__Entries shown__
• • • • •
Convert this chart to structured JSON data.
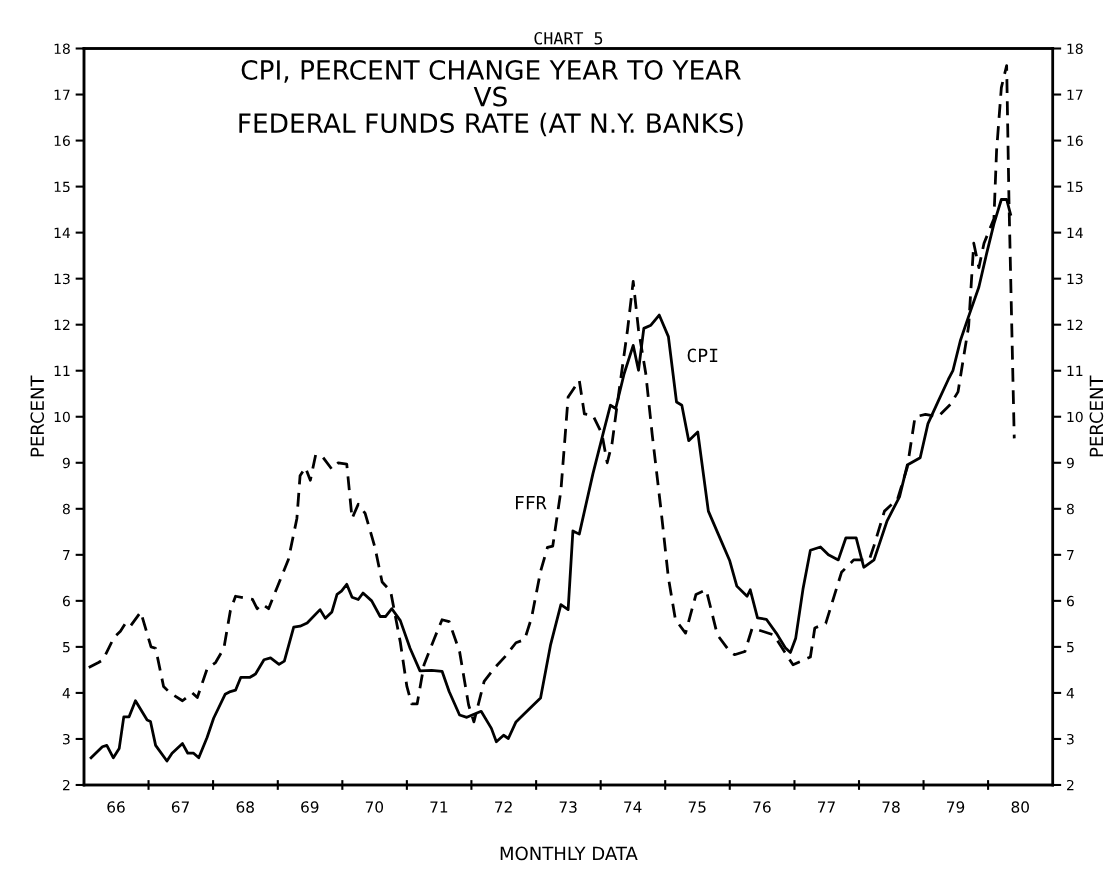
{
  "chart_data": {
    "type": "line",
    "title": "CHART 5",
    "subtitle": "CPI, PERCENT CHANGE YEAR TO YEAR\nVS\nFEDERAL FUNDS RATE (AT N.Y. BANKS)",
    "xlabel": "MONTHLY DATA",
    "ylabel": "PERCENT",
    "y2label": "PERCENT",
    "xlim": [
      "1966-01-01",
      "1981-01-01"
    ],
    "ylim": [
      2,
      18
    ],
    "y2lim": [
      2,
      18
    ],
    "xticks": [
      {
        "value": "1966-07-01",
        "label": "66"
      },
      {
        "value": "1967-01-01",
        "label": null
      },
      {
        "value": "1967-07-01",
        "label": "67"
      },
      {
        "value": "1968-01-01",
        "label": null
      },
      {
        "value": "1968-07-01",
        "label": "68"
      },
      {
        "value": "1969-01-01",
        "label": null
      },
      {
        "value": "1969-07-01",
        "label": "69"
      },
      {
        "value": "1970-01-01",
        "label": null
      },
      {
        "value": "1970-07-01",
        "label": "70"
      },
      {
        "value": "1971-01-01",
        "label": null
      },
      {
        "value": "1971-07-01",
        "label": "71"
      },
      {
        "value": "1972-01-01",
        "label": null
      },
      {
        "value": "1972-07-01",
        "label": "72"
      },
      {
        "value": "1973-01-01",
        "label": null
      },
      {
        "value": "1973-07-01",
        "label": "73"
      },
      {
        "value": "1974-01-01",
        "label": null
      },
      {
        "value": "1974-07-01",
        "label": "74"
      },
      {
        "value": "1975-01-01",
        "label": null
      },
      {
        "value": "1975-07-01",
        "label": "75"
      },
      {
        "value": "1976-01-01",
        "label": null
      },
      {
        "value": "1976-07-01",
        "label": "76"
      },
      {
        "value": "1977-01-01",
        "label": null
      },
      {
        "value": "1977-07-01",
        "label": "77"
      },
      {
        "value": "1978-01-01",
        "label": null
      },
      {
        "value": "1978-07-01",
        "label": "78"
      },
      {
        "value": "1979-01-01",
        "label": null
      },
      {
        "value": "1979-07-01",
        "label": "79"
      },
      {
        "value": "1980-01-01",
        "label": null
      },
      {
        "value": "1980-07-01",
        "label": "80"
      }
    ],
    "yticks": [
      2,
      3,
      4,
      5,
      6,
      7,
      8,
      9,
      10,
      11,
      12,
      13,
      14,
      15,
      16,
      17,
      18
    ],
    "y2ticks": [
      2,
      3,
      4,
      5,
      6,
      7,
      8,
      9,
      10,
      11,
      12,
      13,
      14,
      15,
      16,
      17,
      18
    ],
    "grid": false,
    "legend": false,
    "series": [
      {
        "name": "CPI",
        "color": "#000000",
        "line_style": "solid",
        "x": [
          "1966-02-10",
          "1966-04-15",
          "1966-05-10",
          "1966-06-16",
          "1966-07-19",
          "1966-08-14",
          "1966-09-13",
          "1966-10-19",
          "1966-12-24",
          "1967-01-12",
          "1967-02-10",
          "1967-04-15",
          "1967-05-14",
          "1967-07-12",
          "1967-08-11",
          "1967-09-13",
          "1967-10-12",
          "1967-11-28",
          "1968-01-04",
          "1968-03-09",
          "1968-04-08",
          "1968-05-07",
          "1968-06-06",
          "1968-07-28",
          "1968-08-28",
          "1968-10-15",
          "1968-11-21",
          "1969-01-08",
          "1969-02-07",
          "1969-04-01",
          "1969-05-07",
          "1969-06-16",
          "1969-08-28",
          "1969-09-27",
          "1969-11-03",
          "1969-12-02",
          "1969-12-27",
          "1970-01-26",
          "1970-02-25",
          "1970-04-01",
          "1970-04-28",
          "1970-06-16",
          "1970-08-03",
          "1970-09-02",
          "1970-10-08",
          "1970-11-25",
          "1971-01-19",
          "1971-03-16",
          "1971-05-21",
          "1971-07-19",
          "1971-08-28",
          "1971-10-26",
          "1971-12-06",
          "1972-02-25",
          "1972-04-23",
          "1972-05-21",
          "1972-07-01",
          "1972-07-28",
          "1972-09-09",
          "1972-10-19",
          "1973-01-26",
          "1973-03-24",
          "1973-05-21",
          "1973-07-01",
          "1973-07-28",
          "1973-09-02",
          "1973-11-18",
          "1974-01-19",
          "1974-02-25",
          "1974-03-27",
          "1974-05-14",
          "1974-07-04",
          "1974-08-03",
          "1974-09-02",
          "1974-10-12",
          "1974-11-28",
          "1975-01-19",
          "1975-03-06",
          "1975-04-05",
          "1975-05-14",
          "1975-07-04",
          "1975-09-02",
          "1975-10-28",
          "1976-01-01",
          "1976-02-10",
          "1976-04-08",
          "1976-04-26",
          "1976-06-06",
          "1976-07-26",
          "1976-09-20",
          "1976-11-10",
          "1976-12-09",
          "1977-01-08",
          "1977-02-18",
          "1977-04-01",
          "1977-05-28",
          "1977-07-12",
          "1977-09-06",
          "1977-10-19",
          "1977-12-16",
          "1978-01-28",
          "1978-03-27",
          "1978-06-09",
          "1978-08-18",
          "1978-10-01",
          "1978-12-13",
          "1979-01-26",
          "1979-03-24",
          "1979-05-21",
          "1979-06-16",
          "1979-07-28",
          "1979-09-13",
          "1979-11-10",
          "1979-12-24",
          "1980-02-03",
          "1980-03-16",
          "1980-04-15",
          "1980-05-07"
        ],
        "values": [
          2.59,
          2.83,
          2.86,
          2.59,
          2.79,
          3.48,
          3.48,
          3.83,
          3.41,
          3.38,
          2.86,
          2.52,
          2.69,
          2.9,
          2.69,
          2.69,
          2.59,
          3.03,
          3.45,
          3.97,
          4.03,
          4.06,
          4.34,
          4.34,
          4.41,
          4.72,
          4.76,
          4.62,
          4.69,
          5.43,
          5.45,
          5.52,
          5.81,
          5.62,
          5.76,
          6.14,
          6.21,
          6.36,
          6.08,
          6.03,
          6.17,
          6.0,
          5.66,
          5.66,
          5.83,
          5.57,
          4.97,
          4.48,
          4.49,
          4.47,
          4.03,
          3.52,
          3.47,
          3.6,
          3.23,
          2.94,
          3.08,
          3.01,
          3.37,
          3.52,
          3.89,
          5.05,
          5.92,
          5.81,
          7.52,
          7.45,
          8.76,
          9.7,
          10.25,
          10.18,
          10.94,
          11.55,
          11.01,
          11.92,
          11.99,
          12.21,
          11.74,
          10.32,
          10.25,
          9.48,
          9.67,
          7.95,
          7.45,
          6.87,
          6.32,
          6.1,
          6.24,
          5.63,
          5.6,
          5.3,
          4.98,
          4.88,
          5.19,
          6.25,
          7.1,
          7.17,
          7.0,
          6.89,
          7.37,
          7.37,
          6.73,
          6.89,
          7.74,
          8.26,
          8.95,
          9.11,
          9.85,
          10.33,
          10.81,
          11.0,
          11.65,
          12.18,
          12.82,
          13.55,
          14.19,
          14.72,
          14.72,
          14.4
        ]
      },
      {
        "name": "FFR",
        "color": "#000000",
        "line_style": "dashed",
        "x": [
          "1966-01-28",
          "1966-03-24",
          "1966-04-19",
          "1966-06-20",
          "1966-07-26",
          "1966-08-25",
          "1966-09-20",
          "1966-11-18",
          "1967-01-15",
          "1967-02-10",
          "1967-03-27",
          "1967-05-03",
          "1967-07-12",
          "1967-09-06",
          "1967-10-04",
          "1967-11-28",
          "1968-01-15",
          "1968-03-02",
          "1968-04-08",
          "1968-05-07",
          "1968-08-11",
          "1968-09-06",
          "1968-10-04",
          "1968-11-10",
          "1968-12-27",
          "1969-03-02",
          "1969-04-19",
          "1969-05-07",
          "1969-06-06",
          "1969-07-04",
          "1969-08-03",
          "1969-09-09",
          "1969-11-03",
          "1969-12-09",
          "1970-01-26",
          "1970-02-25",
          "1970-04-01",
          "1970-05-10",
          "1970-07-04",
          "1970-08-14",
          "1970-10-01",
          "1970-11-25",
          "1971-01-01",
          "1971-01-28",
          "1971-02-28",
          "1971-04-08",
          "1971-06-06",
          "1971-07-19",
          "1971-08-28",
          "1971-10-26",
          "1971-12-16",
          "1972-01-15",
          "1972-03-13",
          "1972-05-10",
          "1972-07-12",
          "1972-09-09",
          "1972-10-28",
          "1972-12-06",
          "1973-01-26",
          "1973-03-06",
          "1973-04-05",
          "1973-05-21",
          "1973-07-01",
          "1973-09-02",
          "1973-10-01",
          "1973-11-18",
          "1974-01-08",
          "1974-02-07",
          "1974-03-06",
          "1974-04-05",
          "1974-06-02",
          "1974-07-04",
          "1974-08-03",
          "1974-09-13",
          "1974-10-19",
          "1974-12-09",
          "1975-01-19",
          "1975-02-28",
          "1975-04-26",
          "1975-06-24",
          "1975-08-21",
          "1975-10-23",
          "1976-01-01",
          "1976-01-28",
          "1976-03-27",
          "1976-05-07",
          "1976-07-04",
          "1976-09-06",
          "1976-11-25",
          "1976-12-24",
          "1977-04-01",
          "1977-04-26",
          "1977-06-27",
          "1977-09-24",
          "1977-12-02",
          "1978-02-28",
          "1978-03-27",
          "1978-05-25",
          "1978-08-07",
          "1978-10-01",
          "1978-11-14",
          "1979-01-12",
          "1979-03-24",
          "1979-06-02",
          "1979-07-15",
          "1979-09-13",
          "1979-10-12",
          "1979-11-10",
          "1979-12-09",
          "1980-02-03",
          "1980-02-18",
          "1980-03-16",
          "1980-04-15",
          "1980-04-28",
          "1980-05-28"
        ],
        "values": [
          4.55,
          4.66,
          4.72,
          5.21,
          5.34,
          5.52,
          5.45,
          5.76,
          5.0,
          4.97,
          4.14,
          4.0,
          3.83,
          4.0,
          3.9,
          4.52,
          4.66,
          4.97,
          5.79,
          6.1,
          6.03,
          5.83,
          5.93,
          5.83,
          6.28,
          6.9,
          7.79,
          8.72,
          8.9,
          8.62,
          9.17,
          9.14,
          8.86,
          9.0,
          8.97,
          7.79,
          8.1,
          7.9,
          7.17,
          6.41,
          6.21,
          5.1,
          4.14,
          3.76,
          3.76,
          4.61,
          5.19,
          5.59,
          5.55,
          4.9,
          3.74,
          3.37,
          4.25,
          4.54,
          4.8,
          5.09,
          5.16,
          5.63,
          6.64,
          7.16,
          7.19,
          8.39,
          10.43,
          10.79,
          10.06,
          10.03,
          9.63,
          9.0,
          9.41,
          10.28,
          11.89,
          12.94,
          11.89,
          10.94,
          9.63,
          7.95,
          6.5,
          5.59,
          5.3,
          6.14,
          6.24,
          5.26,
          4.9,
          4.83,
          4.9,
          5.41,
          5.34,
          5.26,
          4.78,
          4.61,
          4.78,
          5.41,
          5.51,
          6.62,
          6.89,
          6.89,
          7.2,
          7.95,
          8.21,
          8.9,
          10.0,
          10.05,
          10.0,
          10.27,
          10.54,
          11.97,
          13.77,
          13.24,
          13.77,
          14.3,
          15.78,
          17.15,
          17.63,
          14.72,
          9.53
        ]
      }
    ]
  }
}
• • • • •
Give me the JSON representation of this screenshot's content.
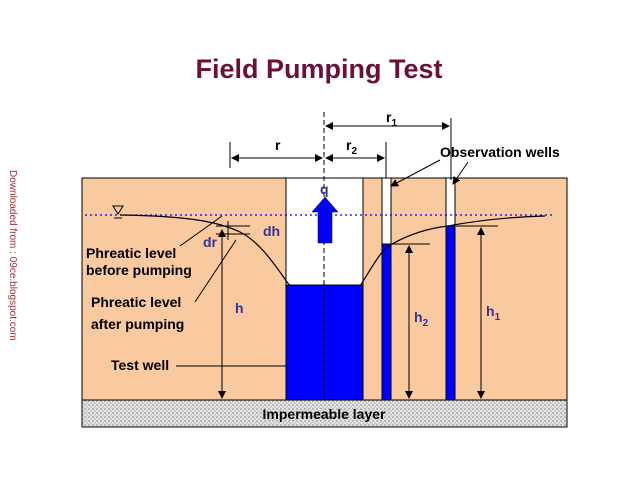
• • • • •
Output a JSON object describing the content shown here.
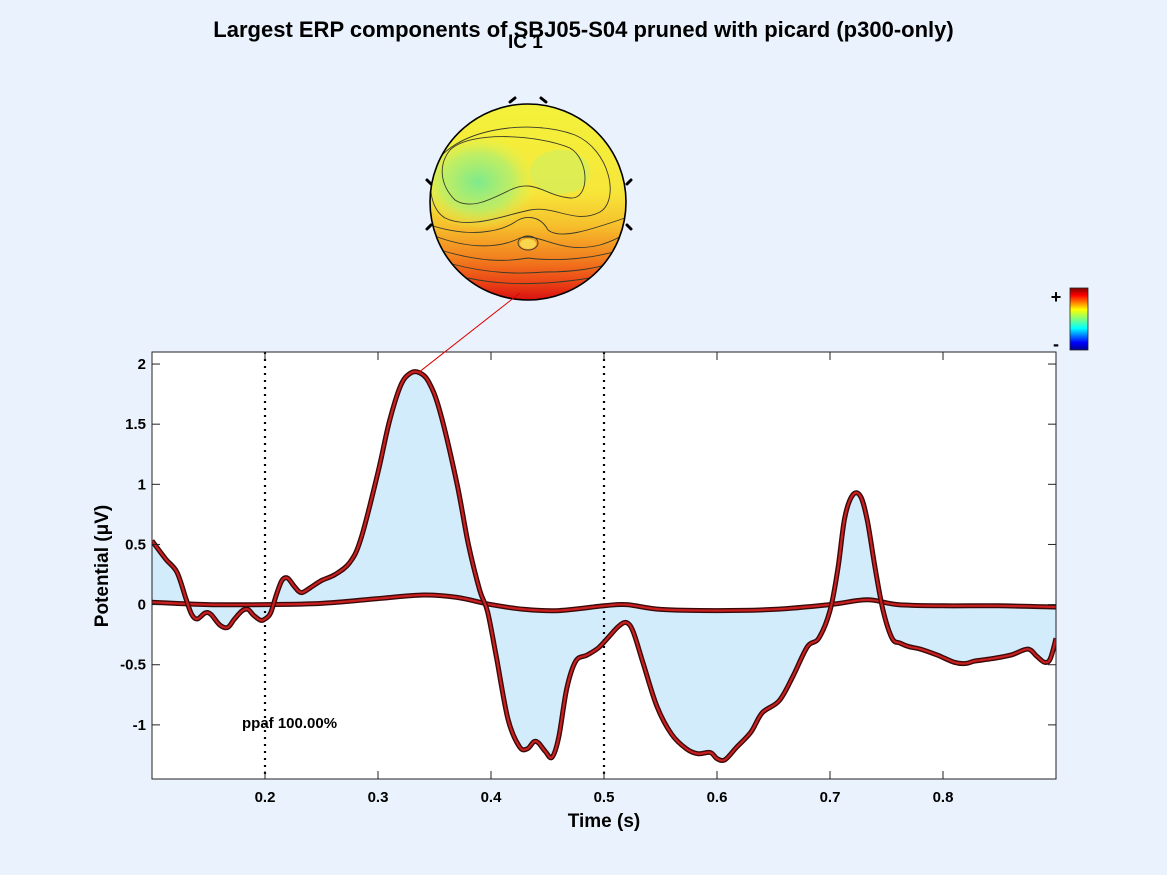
• • • • •
__What the exercise asks__
Work out how many lines of the data above hold the word "content", and write only the count.

__Answer for this exercise__
2